Ответьте по отрывку об устройстве жилища:
1. Из чего была сложена печь слева от входа?
2. Какая печь стояла справа от входа?
3. Какой примерно была площадь жилища?

• Выбранный отрывок:
□ □ □ □ □

Слева от входа главное место было занято печью из дикого камня. Труба от печи, тоже из каменных плиток, облицованных глиной и стянутых берестой, выходила не через крышу, а сбоку стены. Печь была небольшой, но это была «русская печь» с двухступенчатым верхом. На нижней ступени, на постели из сухой болотной травы спал и сидел глава дома.

Выше опять громоздились большие и малые берестяные короба. Справа от входа стояла на ножках еще одна печь — металлическая. Коленчатая труба от нее тоже уходила в сторону через стенку. «Зимой тут можно было волков морозить. Ну и сварили им эту «буржуйку». Удивляюсь, как дотащили…» — сказал Ерофей, уже не однажды тут ночевавший.

Посредине жилища стоял маленький стол, сработанный топором. Это и все, что было в жилище. Но было тесно. Площадь конурки была примерно шесть шагов на пять, и можно было только гадать, как ютились тут многие годы шестеро взрослых людей обоего пола.

— Бедствовали…

Старик и Агафья говорили без напряженья и с удовольствием. Но часто разговор прерывался их порывами немедленно помолиться. Обернувшись в угол, где, как видно, стояли невидимые в темноте иконы, старик с дочерью громко пели молитвы, кряхтели, шумно вздыхали, перебирая пальцами бугорки лестовок — «инструмента», на котором ведется отсчет поклонов. Молитва кончалась неожиданно, как начиналась, и беседа снова текла от точки, где была прервана…

В условный час старик и дочь сели за ужин.

□ □ □ □ □

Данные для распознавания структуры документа
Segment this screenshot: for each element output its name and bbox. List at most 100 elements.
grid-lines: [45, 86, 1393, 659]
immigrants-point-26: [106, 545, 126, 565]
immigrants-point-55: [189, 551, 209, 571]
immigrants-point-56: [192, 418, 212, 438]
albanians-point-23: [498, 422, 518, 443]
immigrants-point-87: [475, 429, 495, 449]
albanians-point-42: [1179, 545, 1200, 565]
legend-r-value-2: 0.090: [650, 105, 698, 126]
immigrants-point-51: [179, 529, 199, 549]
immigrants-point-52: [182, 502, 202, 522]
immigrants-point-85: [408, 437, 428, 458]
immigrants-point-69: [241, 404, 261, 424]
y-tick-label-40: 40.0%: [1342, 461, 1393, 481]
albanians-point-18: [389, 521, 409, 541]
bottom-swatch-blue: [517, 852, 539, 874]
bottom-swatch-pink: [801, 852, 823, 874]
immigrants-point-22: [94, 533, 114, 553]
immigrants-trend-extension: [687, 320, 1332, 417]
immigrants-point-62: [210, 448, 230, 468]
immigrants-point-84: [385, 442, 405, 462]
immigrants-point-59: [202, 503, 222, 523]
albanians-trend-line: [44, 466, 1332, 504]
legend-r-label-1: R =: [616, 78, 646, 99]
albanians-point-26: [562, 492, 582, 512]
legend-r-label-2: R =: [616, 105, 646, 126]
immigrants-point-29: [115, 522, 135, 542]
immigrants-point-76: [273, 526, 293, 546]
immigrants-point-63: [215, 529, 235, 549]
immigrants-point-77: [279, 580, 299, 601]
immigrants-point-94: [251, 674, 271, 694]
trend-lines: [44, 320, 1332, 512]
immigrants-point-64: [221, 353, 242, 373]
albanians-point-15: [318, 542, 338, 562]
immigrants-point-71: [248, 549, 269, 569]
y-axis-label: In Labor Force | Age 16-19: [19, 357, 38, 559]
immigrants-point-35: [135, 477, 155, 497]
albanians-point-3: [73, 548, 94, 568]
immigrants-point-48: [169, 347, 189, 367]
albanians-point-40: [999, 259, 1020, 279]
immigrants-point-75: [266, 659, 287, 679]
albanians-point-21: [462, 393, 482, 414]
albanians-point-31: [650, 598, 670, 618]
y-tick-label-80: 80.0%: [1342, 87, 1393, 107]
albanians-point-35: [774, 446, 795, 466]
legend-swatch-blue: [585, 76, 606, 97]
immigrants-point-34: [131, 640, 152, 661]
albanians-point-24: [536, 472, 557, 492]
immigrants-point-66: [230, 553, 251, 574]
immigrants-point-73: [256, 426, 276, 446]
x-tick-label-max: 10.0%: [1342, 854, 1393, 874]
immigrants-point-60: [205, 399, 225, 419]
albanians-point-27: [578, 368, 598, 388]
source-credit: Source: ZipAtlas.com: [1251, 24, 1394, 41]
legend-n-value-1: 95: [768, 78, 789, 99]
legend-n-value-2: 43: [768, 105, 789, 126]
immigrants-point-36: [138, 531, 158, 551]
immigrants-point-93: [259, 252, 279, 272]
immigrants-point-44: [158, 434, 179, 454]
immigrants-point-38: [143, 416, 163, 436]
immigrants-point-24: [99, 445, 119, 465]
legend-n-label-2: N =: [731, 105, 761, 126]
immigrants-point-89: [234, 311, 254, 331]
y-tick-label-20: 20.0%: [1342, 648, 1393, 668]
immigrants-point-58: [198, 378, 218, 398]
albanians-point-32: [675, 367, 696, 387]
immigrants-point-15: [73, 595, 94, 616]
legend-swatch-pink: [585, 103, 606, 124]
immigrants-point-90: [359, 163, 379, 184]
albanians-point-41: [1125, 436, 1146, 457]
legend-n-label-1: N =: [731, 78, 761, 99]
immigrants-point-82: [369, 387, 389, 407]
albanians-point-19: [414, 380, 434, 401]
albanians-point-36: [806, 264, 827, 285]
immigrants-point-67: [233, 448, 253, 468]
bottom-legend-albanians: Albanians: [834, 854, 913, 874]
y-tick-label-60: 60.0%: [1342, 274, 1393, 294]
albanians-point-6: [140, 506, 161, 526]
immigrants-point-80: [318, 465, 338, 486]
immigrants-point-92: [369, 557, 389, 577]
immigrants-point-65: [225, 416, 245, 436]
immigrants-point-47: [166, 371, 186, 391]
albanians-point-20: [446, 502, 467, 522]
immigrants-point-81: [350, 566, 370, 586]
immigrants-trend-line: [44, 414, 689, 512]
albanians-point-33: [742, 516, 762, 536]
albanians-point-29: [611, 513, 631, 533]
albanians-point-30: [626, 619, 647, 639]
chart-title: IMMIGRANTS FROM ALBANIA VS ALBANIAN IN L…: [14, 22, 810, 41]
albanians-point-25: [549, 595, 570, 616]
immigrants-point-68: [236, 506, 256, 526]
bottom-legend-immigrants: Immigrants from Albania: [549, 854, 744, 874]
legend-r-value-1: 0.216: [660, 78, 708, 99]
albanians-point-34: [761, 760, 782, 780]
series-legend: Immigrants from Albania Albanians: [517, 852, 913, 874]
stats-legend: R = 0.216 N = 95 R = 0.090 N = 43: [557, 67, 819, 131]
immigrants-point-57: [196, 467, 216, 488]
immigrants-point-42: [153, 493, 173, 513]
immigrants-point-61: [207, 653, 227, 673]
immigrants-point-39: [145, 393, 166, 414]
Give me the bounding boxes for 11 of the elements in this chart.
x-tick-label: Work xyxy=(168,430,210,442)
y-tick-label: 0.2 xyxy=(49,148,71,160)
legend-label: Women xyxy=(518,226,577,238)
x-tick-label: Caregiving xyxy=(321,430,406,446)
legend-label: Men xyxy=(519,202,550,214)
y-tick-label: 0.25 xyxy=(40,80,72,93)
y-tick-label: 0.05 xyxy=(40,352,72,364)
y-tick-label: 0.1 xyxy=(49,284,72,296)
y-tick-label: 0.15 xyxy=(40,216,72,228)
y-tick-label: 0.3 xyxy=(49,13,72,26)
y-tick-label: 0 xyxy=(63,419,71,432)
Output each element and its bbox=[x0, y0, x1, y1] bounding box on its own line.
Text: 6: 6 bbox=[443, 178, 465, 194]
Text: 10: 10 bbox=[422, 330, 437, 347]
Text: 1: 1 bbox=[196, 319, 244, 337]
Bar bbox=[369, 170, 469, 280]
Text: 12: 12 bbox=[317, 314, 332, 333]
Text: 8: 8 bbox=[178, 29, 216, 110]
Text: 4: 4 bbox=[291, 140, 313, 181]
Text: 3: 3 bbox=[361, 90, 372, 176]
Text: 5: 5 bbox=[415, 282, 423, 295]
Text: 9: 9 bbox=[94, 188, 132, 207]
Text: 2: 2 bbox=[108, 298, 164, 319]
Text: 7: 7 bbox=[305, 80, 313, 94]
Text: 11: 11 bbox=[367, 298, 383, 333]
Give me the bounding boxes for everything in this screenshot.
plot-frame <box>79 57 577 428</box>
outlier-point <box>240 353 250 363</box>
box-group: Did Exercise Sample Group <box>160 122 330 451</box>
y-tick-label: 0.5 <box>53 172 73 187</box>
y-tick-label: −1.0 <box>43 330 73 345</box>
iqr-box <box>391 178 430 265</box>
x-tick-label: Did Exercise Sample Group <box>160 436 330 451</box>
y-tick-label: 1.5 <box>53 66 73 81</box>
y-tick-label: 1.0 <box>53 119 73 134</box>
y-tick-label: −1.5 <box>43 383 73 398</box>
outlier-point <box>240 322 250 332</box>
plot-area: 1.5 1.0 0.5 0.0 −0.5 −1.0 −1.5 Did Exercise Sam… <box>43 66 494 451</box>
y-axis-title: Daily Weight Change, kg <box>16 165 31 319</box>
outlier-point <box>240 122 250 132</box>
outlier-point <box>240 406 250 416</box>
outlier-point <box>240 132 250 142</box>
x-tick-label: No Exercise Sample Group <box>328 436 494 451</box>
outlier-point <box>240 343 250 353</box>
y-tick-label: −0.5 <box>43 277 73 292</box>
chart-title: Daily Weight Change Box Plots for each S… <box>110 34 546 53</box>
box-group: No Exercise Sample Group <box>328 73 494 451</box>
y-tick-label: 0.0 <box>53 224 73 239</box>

□ □ □ □ □

• Ответ:
1. Из дикого камня.
2. Металлическая печь на ножках.
3. Примерно шесть шагов на пять.